#### Aim of the task:
Recast the part of the records that opens with the line containing "Annotate this image: element" and closes with the line containing "net1-label: 5G xyxy=(368,21,385,36)" as a Markdown table with columns Row and Line, numbering each row and skipping blank lines. Leave the pictures out of the table.
-------- Data to process --------
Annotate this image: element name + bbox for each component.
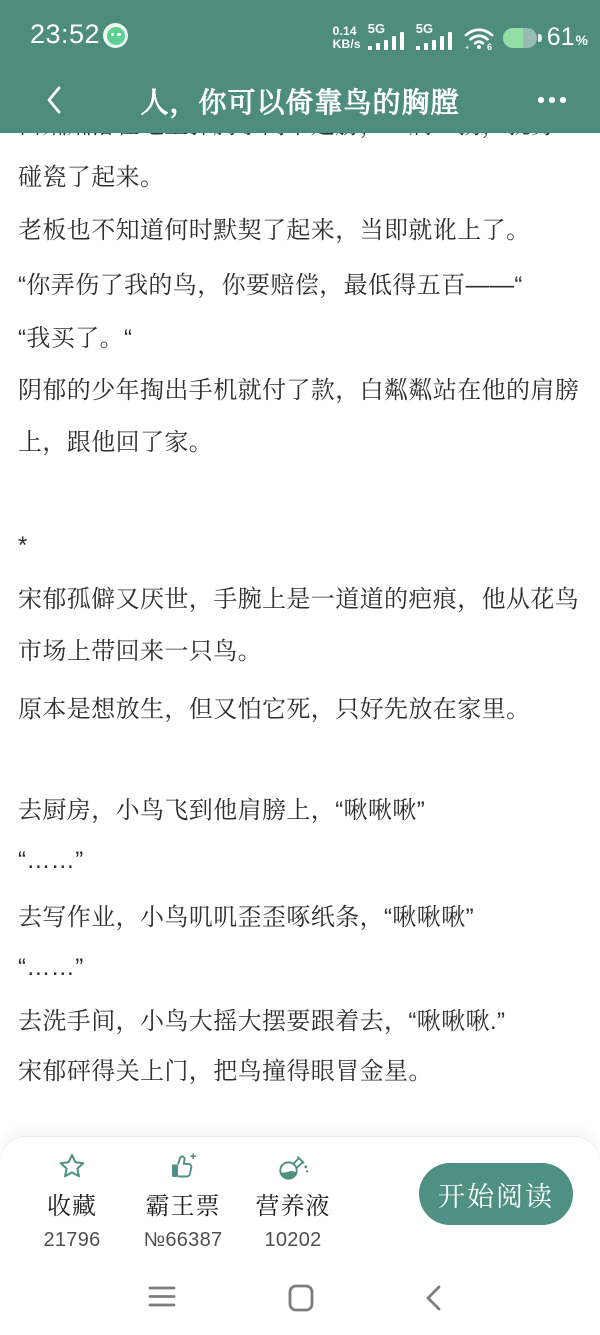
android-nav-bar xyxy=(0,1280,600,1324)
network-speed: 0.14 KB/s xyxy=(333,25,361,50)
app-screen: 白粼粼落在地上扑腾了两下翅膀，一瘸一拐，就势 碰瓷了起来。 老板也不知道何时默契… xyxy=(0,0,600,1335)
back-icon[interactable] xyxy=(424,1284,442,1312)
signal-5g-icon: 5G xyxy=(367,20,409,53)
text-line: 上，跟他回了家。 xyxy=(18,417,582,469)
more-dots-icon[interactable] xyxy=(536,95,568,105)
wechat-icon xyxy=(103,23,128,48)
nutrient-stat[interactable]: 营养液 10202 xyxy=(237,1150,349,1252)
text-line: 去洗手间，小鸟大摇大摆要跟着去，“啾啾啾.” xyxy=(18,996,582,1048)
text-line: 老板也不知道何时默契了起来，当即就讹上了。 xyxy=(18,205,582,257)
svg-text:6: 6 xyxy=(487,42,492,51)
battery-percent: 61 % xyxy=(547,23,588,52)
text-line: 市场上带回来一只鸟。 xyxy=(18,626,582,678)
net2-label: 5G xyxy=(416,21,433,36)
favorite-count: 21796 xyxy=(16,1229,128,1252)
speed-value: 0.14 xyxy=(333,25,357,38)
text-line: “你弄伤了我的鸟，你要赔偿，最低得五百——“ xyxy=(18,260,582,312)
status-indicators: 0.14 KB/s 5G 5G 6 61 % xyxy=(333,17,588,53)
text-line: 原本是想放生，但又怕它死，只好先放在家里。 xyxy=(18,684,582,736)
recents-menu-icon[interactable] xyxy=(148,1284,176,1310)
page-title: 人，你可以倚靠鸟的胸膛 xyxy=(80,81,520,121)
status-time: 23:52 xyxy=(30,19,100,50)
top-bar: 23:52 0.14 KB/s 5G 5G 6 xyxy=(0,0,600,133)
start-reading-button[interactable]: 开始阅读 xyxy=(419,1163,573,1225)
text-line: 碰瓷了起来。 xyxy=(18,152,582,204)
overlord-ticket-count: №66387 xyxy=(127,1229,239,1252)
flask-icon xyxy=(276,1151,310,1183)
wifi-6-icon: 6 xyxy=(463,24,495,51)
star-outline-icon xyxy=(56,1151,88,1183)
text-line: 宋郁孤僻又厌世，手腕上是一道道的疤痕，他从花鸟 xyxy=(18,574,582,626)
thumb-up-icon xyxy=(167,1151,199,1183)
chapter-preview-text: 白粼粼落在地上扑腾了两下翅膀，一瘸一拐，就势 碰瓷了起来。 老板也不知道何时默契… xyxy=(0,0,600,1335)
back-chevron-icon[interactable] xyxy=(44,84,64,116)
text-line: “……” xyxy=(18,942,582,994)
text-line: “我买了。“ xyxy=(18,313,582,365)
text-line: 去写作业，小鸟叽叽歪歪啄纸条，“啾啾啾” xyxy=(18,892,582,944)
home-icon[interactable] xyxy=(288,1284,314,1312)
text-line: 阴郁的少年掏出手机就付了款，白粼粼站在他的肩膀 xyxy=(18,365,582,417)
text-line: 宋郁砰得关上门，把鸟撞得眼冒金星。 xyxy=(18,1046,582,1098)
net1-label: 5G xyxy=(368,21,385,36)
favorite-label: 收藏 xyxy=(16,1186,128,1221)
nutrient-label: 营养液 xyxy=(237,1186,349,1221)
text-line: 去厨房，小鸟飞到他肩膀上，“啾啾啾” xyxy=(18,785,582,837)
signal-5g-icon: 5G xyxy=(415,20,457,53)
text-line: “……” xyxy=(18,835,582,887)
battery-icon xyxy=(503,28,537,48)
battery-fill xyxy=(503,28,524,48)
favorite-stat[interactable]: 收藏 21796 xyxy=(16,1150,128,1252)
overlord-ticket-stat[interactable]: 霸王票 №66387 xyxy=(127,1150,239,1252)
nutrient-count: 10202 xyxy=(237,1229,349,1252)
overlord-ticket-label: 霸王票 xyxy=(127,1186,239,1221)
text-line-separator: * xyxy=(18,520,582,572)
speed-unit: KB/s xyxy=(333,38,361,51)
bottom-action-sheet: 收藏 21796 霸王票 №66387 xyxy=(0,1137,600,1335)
--------
-------- Data to process --------
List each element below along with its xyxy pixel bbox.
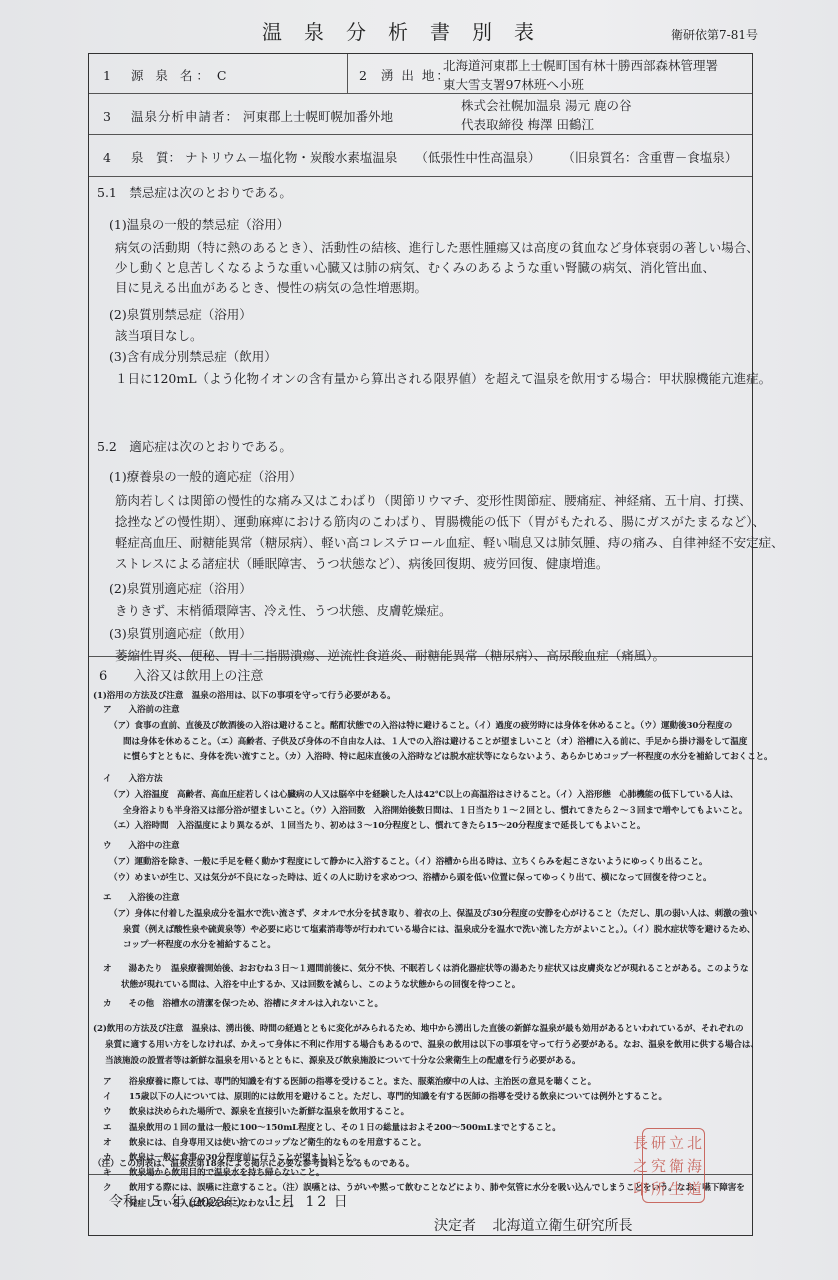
--------
#### Exercise solution:
| Row | Line |
|---|---|
| 1 | Annotate this image: element name + bbox for each component. |
| 2 | android-nav-bar xyxy=(0,1280,600,1324) |
| 3 | network-speed: 0.14 KB/s xyxy=(333,25,361,50) |
| 4 | app-screen: 白粼粼落在地上扑腾了两下翅膀，一瘸一拐，就势 碰瓷了起来。 老板也不知道何时默契… xyxy=(0,0,600,1335) |
| 5 | back-icon[interactable] xyxy=(424,1284,442,1312) |
| 6 | signal-5g-icon: 5G xyxy=(367,20,409,53) |
| 7 | text-line: 上，跟他回了家。 xyxy=(18,417,582,469) |
| 8 | more-dots-icon[interactable] xyxy=(536,95,568,105) |
| 9 | wechat-icon xyxy=(103,23,128,48) |
| 10 | nutrient-stat[interactable]: 营养液 10202 xyxy=(237,1150,349,1252) |
| 11 | text-line: 去洗手间，小鸟大摇大摆要跟着去，“啾啾啾.” xyxy=(18,996,582,1048) |
| 12 | text-line: 老板也不知道何时默契了起来，当即就讹上了。 xyxy=(18,205,582,257) |
| 13 | svg-text:6: 6 xyxy=(487,42,492,51) |
| 14 | battery-percent: 61 % xyxy=(547,23,588,52) |
| 15 | text-line: 市场上带回来一只鸟。 xyxy=(18,626,582,678) |
| 16 | net2-label: 5G xyxy=(416,21,433,36) |
| 17 | favorite-count: 21796 xyxy=(16,1229,128,1252) |
| 18 | speed-value: 0.14 xyxy=(333,25,357,38) |
| 19 | text-line: “你弄伤了我的鸟，你要赔偿，最低得五百——“ xyxy=(18,260,582,312) |
| 20 | status-indicators: 0.14 KB/s 5G 5G 6 61 % xyxy=(333,17,588,53) |
| 21 | text-line: 原本是想放生，但又怕它死，只好先放在家里。 xyxy=(18,684,582,736) |
| 22 | recents-menu-icon[interactable] xyxy=(148,1284,176,1310) |
| 23 | page-title: 人，你可以倚靠鸟的胸膛 xyxy=(80,81,520,121) |
| 24 | status-time: 23:52 xyxy=(30,19,100,50) |
| 25 | top-bar: 23:52 0.14 KB/s 5G 5G 6 xyxy=(0,0,600,133) |
| 26 | start-reading-button[interactable]: 开始阅读 xyxy=(419,1163,573,1225) |
| 27 | text-line: 碰瓷了起来。 xyxy=(18,152,582,204) |
| 28 | overlord-ticket-count: №66387 xyxy=(127,1229,239,1252) |
| 29 | flask-icon xyxy=(276,1151,310,1183) |
| 30 | wifi-6-icon: 6 xyxy=(463,24,495,51) |
| 31 | star-outline-icon xyxy=(56,1151,88,1183) |
| 32 | text-line: 宋郁孤僻又厌世，手腕上是一道道的疤痕，他从花鸟 xyxy=(18,574,582,626) |
| 33 | thumb-up-icon xyxy=(167,1151,199,1183) |
| 34 | chapter-preview-text: 白粼粼落在地上扑腾了两下翅膀，一瘸一拐，就势 碰瓷了起来。 老板也不知道何时默契… xyxy=(0,0,600,1335) |
| 35 | back-chevron-icon[interactable] xyxy=(44,84,64,116) |
| 36 | text-line: “……” xyxy=(18,942,582,994) |
| 37 | text-line: “我买了。“ xyxy=(18,313,582,365) |
| 38 | text-line: 去写作业，小鸟叽叽歪歪啄纸条，“啾啾啾” xyxy=(18,892,582,944) |
| 39 | home-icon[interactable] xyxy=(288,1284,314,1312) |
| 40 | text-line: 阴郁的少年掏出手机就付了款，白粼粼站在他的肩膀 xyxy=(18,365,582,417) |
| 41 | text-line: 宋郁砰得关上门，把鸟撞得眼冒金星。 xyxy=(18,1046,582,1098) |
| 42 | net1-label: 5G xyxy=(368,21,385,36) |